Lines that contain the string "label" are to be copied; leave out all others.
========================
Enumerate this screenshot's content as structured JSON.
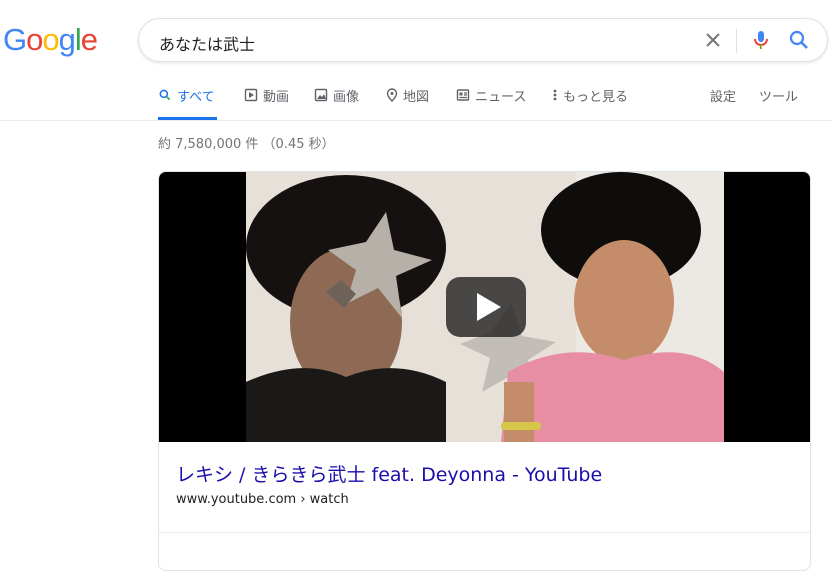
{
  "logo": {
    "letters": [
      "G",
      "o",
      "o",
      "g",
      "l",
      "e"
    ],
    "colors": [
      "#4285F4",
      "#EA4335",
      "#FBBC05",
      "#4285F4",
      "#34A853",
      "#EA4335"
    ]
  },
  "search": {
    "query": "あなたは武士",
    "icons": [
      "clear-icon",
      "mic-icon",
      "search-icon"
    ]
  },
  "tabs": {
    "items": [
      {
        "label": "すべて",
        "icon": "search-icon",
        "active": true
      },
      {
        "label": "動画",
        "icon": "play-icon"
      },
      {
        "label": "画像",
        "icon": "image-icon"
      },
      {
        "label": "地図",
        "icon": "map-pin-icon"
      },
      {
        "label": "ニュース",
        "icon": "news-icon"
      },
      {
        "label": "もっと見る",
        "icon": "more-vert-icon"
      }
    ],
    "settings": "設定",
    "tools": "ツール"
  },
  "stats": "約 7,580,000 件 （0.45 秒）",
  "result": {
    "title": "レキシ / きらきら武士 feat. Deyonna - YouTube",
    "url": "www.youtube.com › watch"
  },
  "colors": {
    "accent": "#1a73e8",
    "link": "#1a0dab",
    "muted": "#5f6368"
  }
}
========================
**Response for this exercise**
        "label": "すべて",
        "label": "動画",
        "label": "画像",
        "label": "地図",
        "label": "ニュース",
        "label": "もっと見る",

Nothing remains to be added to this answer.